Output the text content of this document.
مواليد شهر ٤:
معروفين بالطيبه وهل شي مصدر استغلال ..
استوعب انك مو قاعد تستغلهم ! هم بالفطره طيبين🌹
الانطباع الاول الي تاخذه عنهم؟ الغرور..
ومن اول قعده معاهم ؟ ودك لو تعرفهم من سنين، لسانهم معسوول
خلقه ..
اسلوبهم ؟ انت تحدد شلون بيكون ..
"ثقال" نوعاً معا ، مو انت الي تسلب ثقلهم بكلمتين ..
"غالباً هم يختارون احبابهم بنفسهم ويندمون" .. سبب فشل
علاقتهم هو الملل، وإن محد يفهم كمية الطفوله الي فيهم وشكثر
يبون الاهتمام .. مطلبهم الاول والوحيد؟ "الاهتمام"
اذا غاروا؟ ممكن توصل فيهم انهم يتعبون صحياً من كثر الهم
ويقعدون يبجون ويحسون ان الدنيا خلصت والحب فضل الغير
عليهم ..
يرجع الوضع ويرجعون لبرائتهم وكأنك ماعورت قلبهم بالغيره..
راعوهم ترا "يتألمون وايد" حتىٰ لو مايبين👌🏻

⁂

Gather every line from the listing above in which the word "فيهم" appears.

*Solution to the problem*
علاقتهم هو الملل، وإن محد يفهم كمية الطفوله الي فيهم وشكثر
اذا غاروا؟ ممكن توصل فيهم انهم يتعبون صحياً من كثر الهم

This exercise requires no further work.